(Saved entries)
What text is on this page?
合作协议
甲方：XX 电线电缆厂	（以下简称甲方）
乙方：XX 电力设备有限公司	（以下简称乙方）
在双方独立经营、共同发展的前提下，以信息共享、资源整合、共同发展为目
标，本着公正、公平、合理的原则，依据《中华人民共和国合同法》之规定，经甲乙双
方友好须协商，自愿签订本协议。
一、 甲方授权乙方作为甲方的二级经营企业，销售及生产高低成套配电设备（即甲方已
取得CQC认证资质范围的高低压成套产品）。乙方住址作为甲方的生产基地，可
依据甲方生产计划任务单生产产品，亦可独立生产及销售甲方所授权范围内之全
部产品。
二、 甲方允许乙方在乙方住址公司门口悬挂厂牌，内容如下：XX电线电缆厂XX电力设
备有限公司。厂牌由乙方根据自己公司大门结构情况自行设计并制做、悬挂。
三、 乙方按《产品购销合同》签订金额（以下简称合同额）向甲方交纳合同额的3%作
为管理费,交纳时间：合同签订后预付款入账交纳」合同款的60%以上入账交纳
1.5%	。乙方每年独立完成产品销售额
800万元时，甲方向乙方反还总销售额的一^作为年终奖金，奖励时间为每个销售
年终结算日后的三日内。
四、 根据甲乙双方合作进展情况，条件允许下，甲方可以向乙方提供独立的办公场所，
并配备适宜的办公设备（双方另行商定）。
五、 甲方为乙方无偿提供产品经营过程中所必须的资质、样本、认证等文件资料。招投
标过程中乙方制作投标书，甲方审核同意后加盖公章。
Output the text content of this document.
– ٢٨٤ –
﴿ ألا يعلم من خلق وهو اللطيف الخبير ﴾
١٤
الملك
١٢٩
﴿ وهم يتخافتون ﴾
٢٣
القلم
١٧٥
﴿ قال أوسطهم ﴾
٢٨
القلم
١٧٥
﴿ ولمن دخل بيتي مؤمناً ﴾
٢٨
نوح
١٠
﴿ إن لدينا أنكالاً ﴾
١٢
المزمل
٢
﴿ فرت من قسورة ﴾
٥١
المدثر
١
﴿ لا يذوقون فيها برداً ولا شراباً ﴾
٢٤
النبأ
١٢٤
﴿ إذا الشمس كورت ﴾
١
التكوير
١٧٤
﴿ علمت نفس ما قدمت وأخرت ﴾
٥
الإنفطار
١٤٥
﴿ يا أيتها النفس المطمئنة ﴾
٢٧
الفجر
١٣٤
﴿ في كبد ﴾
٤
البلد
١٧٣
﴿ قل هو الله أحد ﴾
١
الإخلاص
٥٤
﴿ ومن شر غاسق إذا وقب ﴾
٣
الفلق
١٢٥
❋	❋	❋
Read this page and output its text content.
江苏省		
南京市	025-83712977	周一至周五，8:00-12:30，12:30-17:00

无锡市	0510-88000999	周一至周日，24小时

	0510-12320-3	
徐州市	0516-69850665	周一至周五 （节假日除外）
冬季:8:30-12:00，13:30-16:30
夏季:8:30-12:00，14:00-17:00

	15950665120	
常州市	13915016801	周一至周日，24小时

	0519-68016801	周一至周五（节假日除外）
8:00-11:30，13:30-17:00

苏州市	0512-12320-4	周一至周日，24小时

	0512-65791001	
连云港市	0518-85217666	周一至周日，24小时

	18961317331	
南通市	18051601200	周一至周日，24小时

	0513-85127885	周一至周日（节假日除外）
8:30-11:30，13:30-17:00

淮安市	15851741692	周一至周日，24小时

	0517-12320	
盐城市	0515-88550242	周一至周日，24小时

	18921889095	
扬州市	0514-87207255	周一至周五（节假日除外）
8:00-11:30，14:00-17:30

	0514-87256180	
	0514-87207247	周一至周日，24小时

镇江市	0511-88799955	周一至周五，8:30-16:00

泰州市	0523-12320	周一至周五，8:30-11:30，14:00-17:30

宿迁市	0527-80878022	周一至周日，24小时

> [GIVEN PROBLEM]: Repeat all of the records above exactly as they appear.

> [EXERCISE ANSWER]:
What text is on this page?
合作协议
甲方：XX 电线电缆厂	（以下简称甲方）
乙方：XX 电力设备有限公司	（以下简称乙方）
在双方独立经营、共同发展的前提下，以信息共享、资源整合、共同发展为目
标，本着公正、公平、合理的原则，依据《中华人民共和国合同法》之规定，经甲乙双
方友好须协商，自愿签订本协议。
一、 甲方授权乙方作为甲方的二级经营企业，销售及生产高低成套配电设备（即甲方已
取得CQC认证资质范围的高低压成套产品）。乙方住址作为甲方的生产基地，可
依据甲方生产计划任务单生产产品，亦可独立生产及销售甲方所授权范围内之全
部产品。
二、 甲方允许乙方在乙方住址公司门口悬挂厂牌，内容如下：XX电线电缆厂XX电力设
备有限公司。厂牌由乙方根据自己公司大门结构情况自行设计并制做、悬挂。
三、 乙方按《产品购销合同》签订金额（以下简称合同额）向甲方交纳合同额的3%作
为管理费,交纳时间：合同签订后预付款入账交纳」合同款的60%以上入账交纳
1.5%	。乙方每年独立完成产品销售额
800万元时，甲方向乙方反还总销售额的一^作为年终奖金，奖励时间为每个销售
年终结算日后的三日内。
四、 根据甲乙双方合作进展情况，条件允许下，甲方可以向乙方提供独立的办公场所，
并配备适宜的办公设备（双方另行商定）。
五、 甲方为乙方无偿提供产品经营过程中所必须的资质、样本、认证等文件资料。招投
标过程中乙方制作投标书，甲方审核同意后加盖公章。
Output the text content of this document.
– ٢٨٤ –
﴿ ألا يعلم من خلق وهو اللطيف الخبير ﴾
١٤
الملك
١٢٩
﴿ وهم يتخافتون ﴾
٢٣
القلم
١٧٥
﴿ قال أوسطهم ﴾
٢٨
القلم
١٧٥
﴿ ولمن دخل بيتي مؤمناً ﴾
٢٨
نوح
١٠
﴿ إن لدينا أنكالاً ﴾
١٢
المزمل
٢
﴿ فرت من قسورة ﴾
٥١
المدثر
١
﴿ لا يذوقون فيها برداً ولا شراباً ﴾
٢٤
النبأ
١٢٤
﴿ إذا الشمس كورت ﴾
١
التكوير
١٧٤
﴿ علمت نفس ما قدمت وأخرت ﴾
٥
الإنفطار
١٤٥
﴿ يا أيتها النفس المطمئنة ﴾
٢٧
الفجر
١٣٤
﴿ في كبد ﴾
٤
البلد
١٧٣
﴿ قل هو الله أحد ﴾
١
الإخلاص
٥٤
﴿ ومن شر غاسق إذا وقب ﴾
٣
الفلق
١٢٥
❋	❋	❋
Read this page and output its text content.
江苏省		
南京市	025-83712977	周一至周五，8:00-12:30，12:30-17:00

无锡市	0510-88000999	周一至周日，24小时

	0510-12320-3	
徐州市	0516-69850665	周一至周五 （节假日除外）
冬季:8:30-12:00，13:30-16:30
夏季:8:30-12:00，14:00-17:00

	15950665120	
常州市	13915016801	周一至周日，24小时

	0519-68016801	周一至周五（节假日除外）
8:00-11:30，13:30-17:00

苏州市	0512-12320-4	周一至周日，24小时

	0512-65791001	
连云港市	0518-85217666	周一至周日，24小时

	18961317331	
南通市	18051601200	周一至周日，24小时

	0513-85127885	周一至周日（节假日除外）
8:30-11:30，13:30-17:00

淮安市	15851741692	周一至周日，24小时

	0517-12320	
盐城市	0515-88550242	周一至周日，24小时

	18921889095	
扬州市	0514-87207255	周一至周五（节假日除外）
8:00-11:30，14:00-17:30

	0514-87256180	
	0514-87207247	周一至周日，24小时

镇江市	0511-88799955	周一至周五，8:30-16:00

泰州市	0523-12320	周一至周五，8:30-11:30，14:00-17:30

宿迁市	0527-80878022	周一至周日，24小时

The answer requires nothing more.